**Short exercise**
Each line that holds the word "внутрь" counts once; give the total number of such lines and nothing else.
--- START Exercise inputs ---
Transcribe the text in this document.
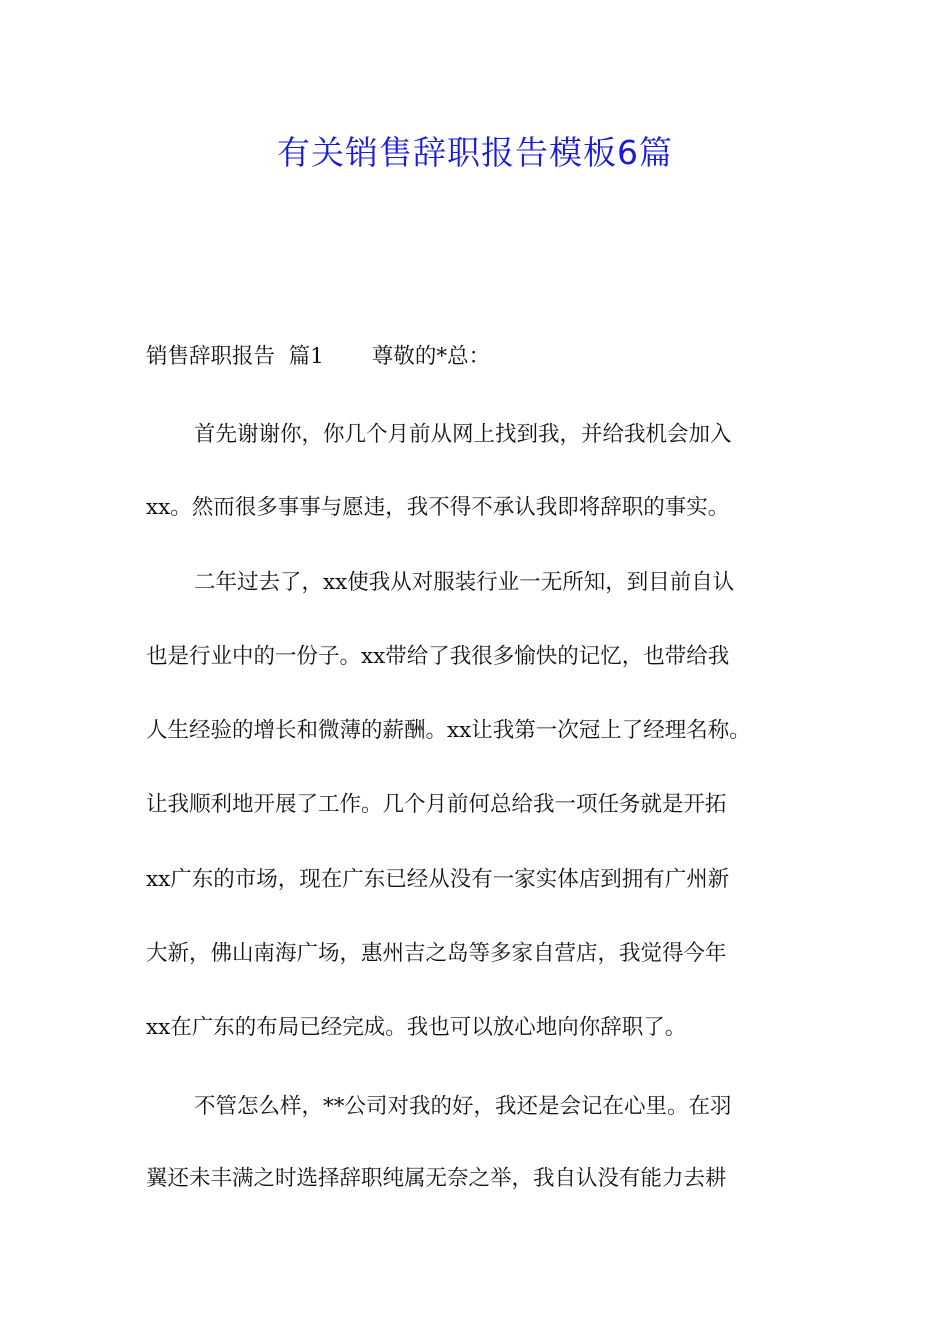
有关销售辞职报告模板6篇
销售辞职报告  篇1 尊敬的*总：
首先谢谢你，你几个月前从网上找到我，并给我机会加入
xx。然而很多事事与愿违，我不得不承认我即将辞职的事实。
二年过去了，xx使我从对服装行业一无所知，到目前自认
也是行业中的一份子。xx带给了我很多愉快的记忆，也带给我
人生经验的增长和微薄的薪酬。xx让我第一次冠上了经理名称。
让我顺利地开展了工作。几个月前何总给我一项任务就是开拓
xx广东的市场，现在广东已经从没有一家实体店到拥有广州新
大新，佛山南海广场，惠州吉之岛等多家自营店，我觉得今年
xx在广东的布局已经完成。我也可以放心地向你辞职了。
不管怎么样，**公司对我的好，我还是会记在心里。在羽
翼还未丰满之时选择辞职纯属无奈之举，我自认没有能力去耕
--- END Exercise inputs ---
--- START Exercise inputs ---
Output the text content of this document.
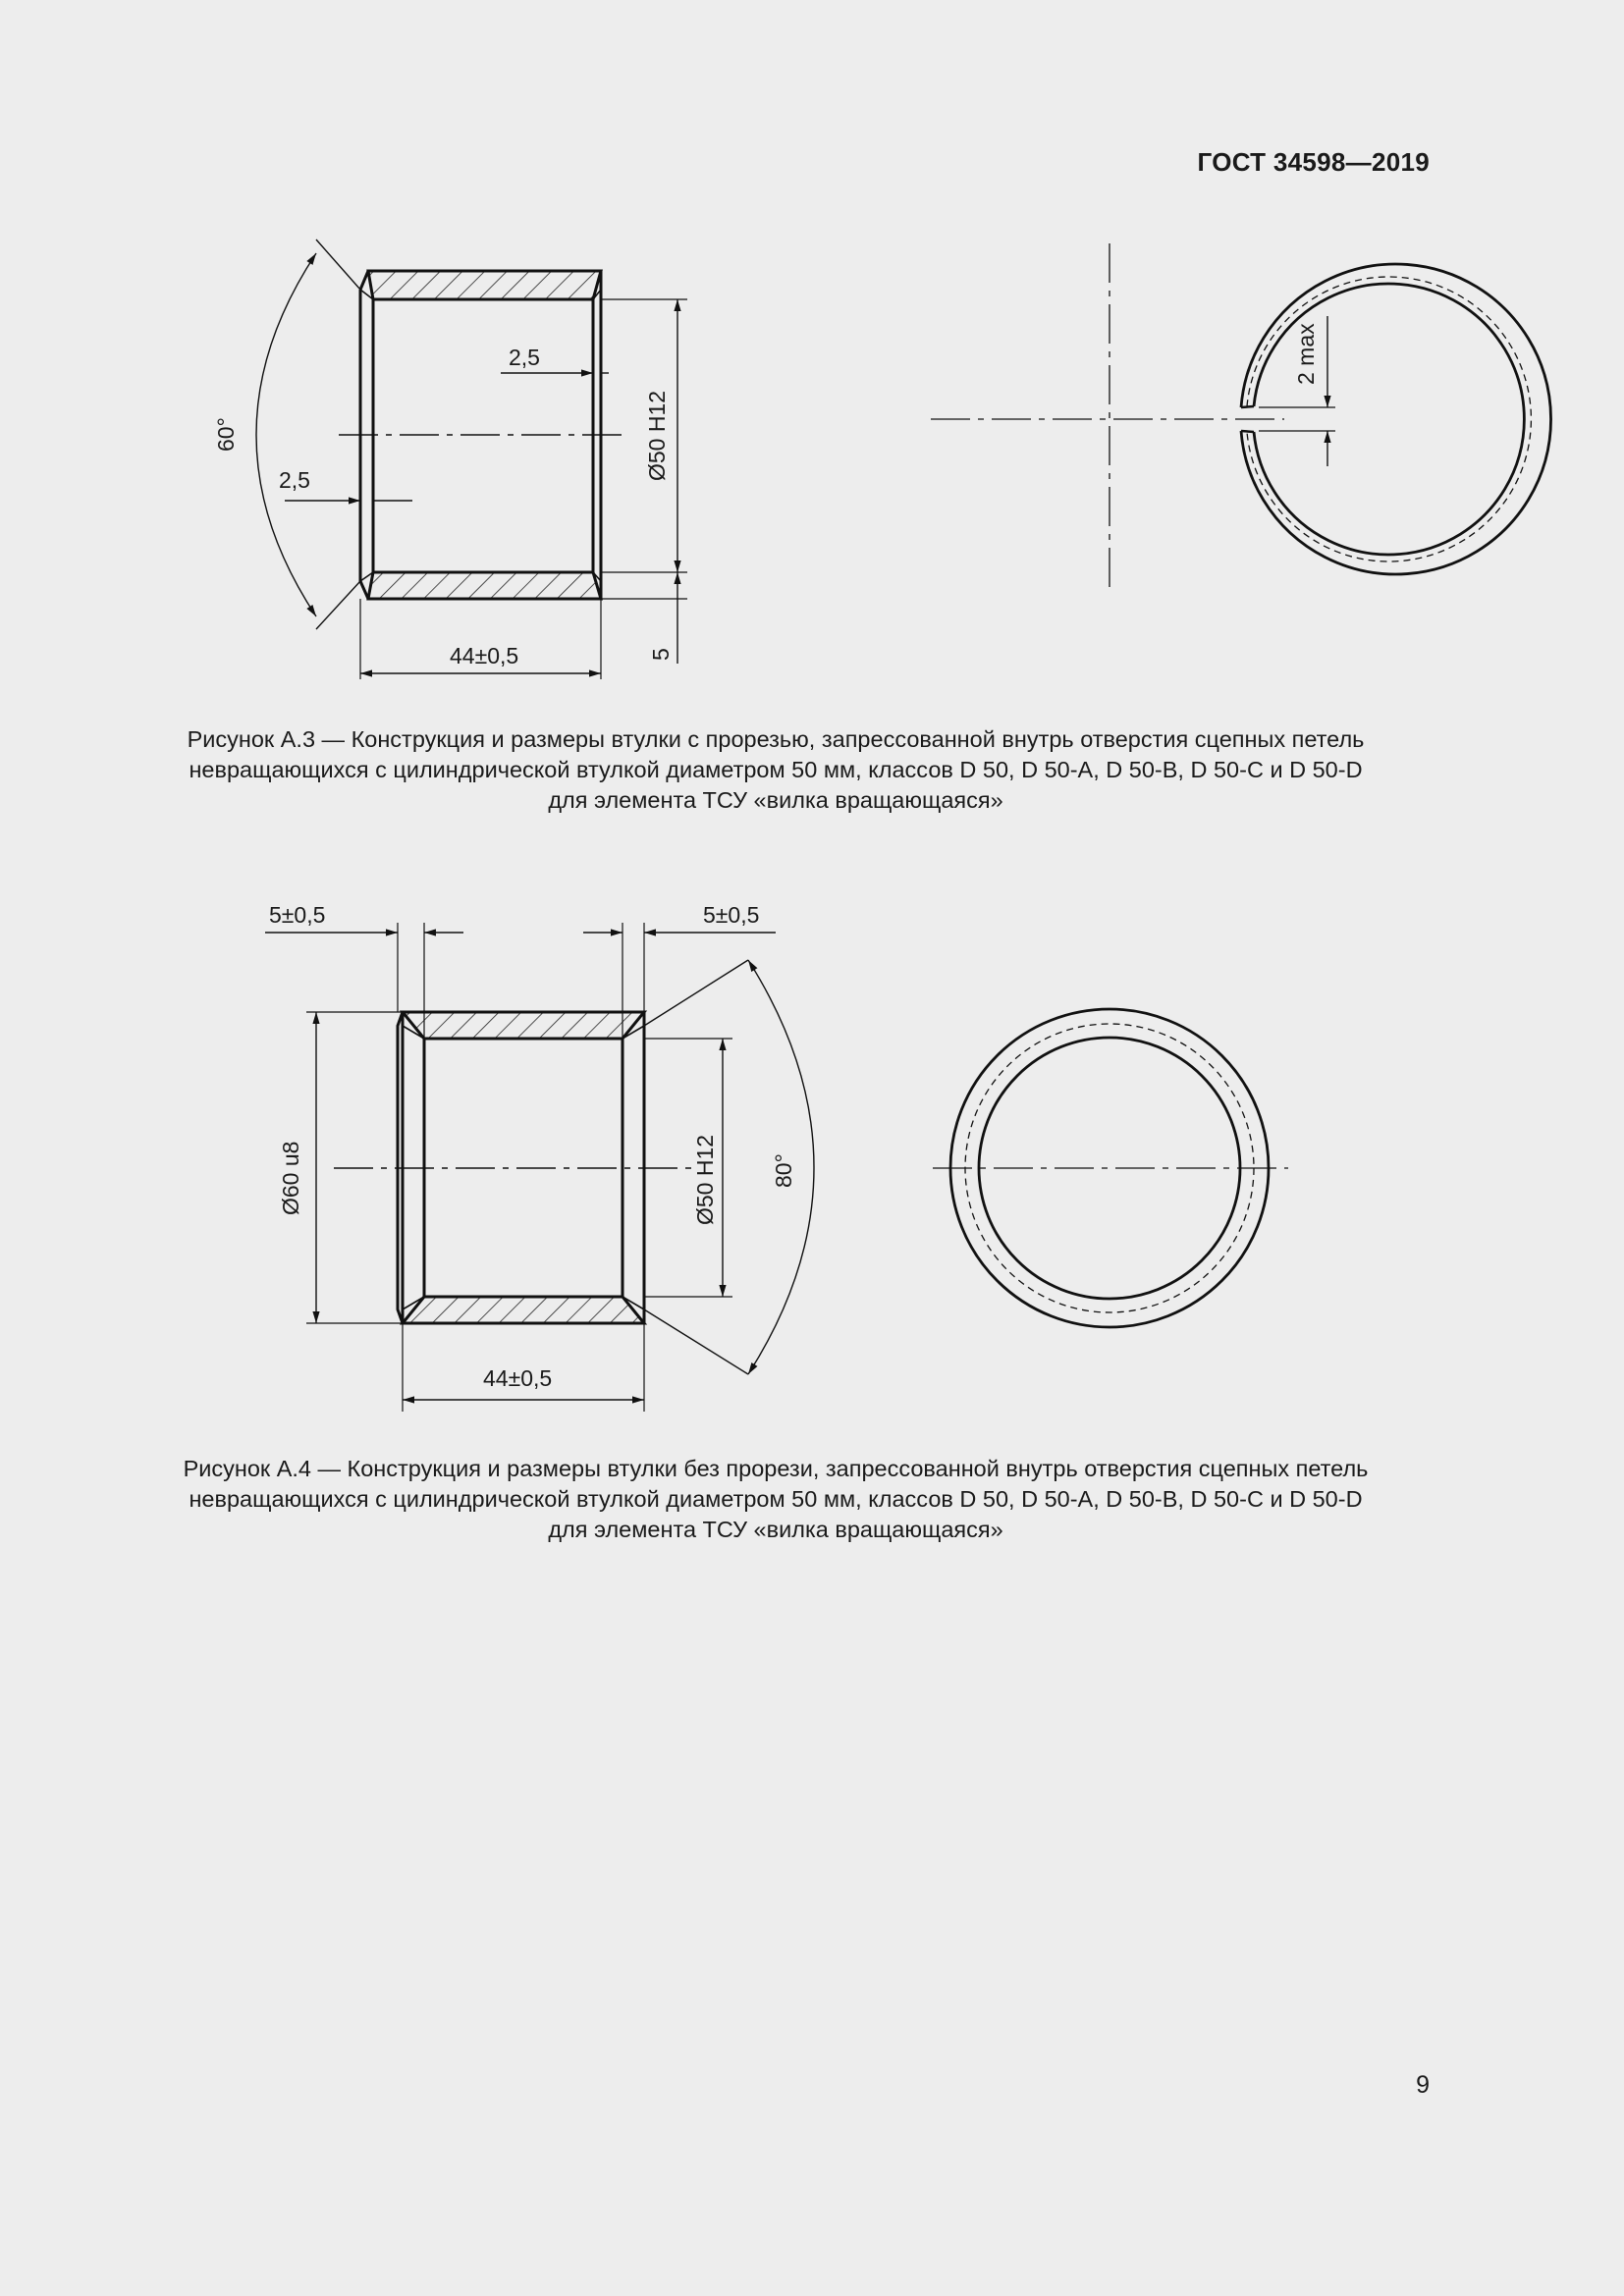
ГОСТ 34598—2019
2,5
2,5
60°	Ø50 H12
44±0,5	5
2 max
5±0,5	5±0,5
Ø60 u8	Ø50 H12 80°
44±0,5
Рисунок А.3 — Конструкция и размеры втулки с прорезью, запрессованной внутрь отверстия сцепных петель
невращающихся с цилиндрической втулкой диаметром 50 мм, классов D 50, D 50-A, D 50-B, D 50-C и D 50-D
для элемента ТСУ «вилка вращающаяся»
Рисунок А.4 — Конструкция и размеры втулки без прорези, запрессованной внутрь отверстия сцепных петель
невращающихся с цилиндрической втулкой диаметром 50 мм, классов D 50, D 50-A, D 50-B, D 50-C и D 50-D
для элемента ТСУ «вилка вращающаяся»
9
--- END Exercise inputs ---
--- START Exercise inputs ---
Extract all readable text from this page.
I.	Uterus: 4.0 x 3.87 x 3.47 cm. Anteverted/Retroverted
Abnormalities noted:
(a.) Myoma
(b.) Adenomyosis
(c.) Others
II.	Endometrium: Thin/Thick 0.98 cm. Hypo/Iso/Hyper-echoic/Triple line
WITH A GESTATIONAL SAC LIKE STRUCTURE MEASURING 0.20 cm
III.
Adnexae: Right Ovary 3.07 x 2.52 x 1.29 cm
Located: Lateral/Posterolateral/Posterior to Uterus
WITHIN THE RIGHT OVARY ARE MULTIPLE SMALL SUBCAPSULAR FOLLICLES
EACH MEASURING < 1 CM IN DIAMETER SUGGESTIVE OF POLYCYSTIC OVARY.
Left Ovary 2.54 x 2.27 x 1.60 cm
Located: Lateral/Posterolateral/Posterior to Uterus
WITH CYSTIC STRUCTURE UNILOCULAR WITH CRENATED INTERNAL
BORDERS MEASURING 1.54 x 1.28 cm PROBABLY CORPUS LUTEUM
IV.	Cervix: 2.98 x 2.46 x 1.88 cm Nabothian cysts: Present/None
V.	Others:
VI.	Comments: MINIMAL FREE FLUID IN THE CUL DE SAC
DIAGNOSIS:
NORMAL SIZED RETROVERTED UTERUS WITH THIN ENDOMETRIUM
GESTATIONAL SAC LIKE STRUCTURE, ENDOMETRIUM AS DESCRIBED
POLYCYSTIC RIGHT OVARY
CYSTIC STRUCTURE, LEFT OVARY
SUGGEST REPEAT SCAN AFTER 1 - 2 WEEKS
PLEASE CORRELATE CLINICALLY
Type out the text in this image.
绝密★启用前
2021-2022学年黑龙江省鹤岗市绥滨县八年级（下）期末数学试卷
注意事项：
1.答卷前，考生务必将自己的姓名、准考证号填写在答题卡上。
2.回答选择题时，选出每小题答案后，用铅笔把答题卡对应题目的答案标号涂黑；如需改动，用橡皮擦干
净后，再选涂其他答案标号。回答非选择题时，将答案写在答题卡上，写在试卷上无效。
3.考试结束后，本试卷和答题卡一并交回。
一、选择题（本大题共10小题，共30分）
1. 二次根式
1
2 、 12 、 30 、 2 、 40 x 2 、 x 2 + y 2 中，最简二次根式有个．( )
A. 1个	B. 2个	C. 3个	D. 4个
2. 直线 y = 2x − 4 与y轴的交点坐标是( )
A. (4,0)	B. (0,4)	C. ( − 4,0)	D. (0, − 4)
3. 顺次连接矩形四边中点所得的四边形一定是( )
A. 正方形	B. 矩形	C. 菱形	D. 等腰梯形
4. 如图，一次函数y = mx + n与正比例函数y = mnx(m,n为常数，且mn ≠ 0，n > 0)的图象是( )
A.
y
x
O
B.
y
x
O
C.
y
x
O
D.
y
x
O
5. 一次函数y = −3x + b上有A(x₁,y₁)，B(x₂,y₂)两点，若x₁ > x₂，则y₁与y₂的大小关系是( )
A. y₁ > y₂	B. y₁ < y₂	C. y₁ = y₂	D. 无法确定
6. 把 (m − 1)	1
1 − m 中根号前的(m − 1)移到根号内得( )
--- END Exercise inputs ---
**Solution for this task**
2